* Begin *

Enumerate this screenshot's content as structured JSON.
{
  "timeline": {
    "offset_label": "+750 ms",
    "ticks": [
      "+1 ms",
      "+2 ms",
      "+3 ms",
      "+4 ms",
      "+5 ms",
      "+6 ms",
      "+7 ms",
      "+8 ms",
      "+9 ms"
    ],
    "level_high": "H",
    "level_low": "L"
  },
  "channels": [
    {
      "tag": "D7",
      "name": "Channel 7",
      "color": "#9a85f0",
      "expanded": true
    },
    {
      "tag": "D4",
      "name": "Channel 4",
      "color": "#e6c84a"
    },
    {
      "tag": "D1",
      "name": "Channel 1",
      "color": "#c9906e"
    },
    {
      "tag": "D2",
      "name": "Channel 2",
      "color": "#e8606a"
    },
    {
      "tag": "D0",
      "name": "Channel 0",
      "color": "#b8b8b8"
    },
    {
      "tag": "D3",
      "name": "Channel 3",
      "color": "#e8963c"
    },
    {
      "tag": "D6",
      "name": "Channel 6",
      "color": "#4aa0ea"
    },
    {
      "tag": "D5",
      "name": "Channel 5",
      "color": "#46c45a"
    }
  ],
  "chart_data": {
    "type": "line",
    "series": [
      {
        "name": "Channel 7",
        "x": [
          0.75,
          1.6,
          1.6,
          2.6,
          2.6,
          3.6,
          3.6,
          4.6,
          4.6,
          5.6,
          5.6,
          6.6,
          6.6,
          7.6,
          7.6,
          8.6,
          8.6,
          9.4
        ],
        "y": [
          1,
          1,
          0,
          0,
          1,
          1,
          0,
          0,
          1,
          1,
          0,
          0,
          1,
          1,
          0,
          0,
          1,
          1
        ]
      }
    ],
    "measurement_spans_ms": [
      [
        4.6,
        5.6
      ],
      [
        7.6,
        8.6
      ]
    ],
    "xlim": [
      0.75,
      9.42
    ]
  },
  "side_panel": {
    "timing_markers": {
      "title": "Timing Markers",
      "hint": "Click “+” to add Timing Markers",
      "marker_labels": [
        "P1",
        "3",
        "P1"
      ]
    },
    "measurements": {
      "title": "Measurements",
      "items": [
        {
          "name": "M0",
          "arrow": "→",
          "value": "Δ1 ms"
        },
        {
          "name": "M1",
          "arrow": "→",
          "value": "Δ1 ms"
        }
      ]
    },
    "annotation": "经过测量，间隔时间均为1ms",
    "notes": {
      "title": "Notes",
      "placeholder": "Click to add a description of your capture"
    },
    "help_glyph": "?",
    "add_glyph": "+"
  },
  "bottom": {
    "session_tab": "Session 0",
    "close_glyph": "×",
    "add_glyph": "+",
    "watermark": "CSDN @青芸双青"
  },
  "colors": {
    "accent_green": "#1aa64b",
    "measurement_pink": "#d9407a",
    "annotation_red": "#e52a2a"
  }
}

* End *

**WHAT THE EXERCISE ASKS**
Report how many lines in the data include the word "name", and give nothing but the count.

**COMPLETE OUTPUT**
11